● **PROBLEM TO WORK ON**
Output the material beneath exactly, leaving nothing out.

-- START INPUT FOR THIS TASK --

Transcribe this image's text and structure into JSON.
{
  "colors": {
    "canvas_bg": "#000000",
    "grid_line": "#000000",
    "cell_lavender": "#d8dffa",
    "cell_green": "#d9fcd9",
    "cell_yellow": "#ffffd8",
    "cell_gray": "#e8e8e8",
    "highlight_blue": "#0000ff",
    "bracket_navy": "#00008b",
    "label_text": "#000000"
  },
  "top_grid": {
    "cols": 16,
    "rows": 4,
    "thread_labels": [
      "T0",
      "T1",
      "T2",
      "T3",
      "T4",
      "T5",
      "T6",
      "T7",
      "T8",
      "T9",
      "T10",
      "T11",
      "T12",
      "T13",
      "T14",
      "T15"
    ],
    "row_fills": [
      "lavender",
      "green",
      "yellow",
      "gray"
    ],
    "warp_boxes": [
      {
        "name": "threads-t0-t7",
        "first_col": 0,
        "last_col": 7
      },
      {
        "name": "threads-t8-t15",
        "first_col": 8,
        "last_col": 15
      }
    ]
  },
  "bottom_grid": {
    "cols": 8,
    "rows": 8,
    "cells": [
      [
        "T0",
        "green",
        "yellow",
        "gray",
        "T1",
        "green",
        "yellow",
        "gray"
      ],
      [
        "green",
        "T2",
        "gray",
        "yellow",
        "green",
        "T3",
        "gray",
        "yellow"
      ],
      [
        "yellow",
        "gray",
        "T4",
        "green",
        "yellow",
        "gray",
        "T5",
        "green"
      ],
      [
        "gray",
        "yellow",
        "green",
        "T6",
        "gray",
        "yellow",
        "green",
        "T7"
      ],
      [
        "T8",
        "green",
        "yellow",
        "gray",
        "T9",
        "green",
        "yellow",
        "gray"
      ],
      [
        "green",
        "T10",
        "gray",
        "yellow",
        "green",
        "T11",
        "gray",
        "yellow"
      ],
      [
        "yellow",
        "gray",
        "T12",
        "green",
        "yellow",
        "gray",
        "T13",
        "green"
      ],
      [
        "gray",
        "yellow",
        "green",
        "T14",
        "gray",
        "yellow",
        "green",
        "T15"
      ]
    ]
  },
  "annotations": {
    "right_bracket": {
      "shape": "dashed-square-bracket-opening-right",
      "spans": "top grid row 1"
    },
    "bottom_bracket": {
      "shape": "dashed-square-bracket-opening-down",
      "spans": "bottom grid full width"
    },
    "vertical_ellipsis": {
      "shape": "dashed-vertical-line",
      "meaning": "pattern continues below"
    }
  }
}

-- END INPUT FOR THIS TASK --

● **RESULT OF THIS EXERCISE**
Transcribe this image's text and structure into JSON.
{
  "colors": {
    "canvas_bg": "#000000",
    "grid_line": "#000000",
    "cell_lavender": "#d8dffa",
    "cell_green": "#d9fcd9",
    "cell_yellow": "#ffffd8",
    "cell_gray": "#e8e8e8",
    "highlight_blue": "#0000ff",
    "bracket_navy": "#00008b",
    "label_text": "#000000"
  },
  "top_grid": {
    "cols": 16,
    "rows": 4,
    "thread_labels": [
      "T0",
      "T1",
      "T2",
      "T3",
      "T4",
      "T5",
      "T6",
      "T7",
      "T8",
      "T9",
      "T10",
      "T11",
      "T12",
      "T13",
      "T14",
      "T15"
    ],
    "row_fills": [
      "lavender",
      "green",
      "yellow",
      "gray"
    ],
    "warp_boxes": [
      {
        "name": "threads-t0-t7",
        "first_col": 0,
        "last_col": 7
      },
      {
        "name": "threads-t8-t15",
        "first_col": 8,
        "last_col": 15
      }
    ]
  },
  "bottom_grid": {
    "cols": 8,
    "rows": 8,
    "cells": [
      [
        "T0",
        "green",
        "yellow",
        "gray",
        "T1",
        "green",
        "yellow",
        "gray"
      ],
      [
        "green",
        "T2",
        "gray",
        "yellow",
        "green",
        "T3",
        "gray",
        "yellow"
      ],
      [
        "yellow",
        "gray",
        "T4",
        "green",
        "yellow",
        "gray",
        "T5",
        "green"
      ],
      [
        "gray",
        "yellow",
        "green",
        "T6",
        "gray",
        "yellow",
        "green",
        "T7"
      ],
      [
        "T8",
        "green",
        "yellow",
        "gray",
        "T9",
        "green",
        "yellow",
        "gray"
      ],
      [
        "green",
        "T10",
        "gray",
        "yellow",
        "green",
        "T11",
        "gray",
        "yellow"
      ],
      [
        "yellow",
        "gray",
        "T12",
        "green",
        "yellow",
        "gray",
        "T13",
        "green"
      ],
      [
        "gray",
        "yellow",
        "green",
        "T14",
        "gray",
        "yellow",
        "green",
        "T15"
      ]
    ]
  },
  "annotations": {
    "right_bracket": {
      "shape": "dashed-square-bracket-opening-right",
      "spans": "top grid row 1"
    },
    "bottom_bracket": {
      "shape": "dashed-square-bracket-opening-down",
      "spans": "bottom grid full width"
    },
    "vertical_ellipsis": {
      "shape": "dashed-vertical-line",
      "meaning": "pattern continues below"
    }
  }
}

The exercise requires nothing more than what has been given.